#### Data records:
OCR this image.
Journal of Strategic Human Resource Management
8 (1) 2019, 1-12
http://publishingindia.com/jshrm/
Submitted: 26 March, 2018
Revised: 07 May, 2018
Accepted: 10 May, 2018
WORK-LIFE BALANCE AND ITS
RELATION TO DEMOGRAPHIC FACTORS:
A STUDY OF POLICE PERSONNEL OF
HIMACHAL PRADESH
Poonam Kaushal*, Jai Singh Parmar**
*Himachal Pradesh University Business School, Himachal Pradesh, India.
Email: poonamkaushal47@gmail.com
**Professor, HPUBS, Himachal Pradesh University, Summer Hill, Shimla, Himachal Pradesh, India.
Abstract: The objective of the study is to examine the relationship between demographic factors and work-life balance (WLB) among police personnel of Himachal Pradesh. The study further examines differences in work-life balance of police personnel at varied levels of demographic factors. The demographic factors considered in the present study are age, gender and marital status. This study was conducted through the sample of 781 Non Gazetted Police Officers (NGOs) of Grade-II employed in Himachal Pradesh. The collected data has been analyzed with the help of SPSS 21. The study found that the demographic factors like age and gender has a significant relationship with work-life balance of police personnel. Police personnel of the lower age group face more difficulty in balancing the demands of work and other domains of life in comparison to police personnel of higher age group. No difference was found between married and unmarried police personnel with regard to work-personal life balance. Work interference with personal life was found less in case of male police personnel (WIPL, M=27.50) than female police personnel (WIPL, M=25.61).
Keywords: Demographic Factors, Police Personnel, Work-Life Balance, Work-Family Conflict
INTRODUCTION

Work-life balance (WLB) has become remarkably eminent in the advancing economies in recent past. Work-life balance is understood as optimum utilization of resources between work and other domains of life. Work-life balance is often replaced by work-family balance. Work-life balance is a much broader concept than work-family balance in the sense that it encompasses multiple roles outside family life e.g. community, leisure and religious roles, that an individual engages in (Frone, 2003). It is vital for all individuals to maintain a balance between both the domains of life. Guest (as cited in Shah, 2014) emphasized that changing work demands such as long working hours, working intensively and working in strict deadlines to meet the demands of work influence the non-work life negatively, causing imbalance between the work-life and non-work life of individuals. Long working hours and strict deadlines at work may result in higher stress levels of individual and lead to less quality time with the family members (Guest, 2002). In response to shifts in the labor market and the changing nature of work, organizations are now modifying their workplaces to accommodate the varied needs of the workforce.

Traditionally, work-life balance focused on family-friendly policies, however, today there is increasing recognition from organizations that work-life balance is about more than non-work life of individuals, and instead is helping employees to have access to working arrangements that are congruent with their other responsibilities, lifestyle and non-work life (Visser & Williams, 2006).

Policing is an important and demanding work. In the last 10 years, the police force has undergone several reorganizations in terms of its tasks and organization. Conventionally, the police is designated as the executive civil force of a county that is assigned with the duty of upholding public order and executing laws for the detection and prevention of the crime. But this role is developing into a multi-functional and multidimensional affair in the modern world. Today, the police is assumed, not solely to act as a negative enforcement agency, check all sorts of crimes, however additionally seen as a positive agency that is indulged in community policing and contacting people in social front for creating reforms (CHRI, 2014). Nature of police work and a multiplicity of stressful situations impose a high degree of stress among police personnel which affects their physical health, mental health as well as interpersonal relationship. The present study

#### What is needed:
Where a line of the data holds "more", show that line.

#### Output for this task:
Abstract: The objective of the study is to examine the relationship between demographic factors and work-life balance (WLB) among police personnel of Himachal Pradesh. The study further examines differences in work-life balance of police personnel at varied levels of demographic factors. The demographic factors considered in the present study are age, gender and marital status. This study was conducted through the sample of 781 Non Gazetted Police Officers (NGOs) of Grade-II employed in Himachal Pradesh. The collected data has been analyzed with the help of SPSS 21. The study found that the demographic factors like age and gender has a significant relationship with work-life balance of police personnel. Police personnel of the lower age group face more difficulty in balancing the demands of work and other domains of life in comparison to police personnel of higher age group. No difference was found between married and unmarried police personnel with regard to work-personal life balance. Work interference with personal life was found less in case of male police personnel (WIPL, M=27.50) than female police personnel (WIPL, M=25.61).
Traditionally, work-life balance focused on family-friendly policies, however, today there is increasing recognition from organizations that work-life balance is about more than non-work life of individuals, and instead is helping employees to have access to working arrangements that are congruent with their other responsibilities, lifestyle and non-work life (Visser & Williams, 2006).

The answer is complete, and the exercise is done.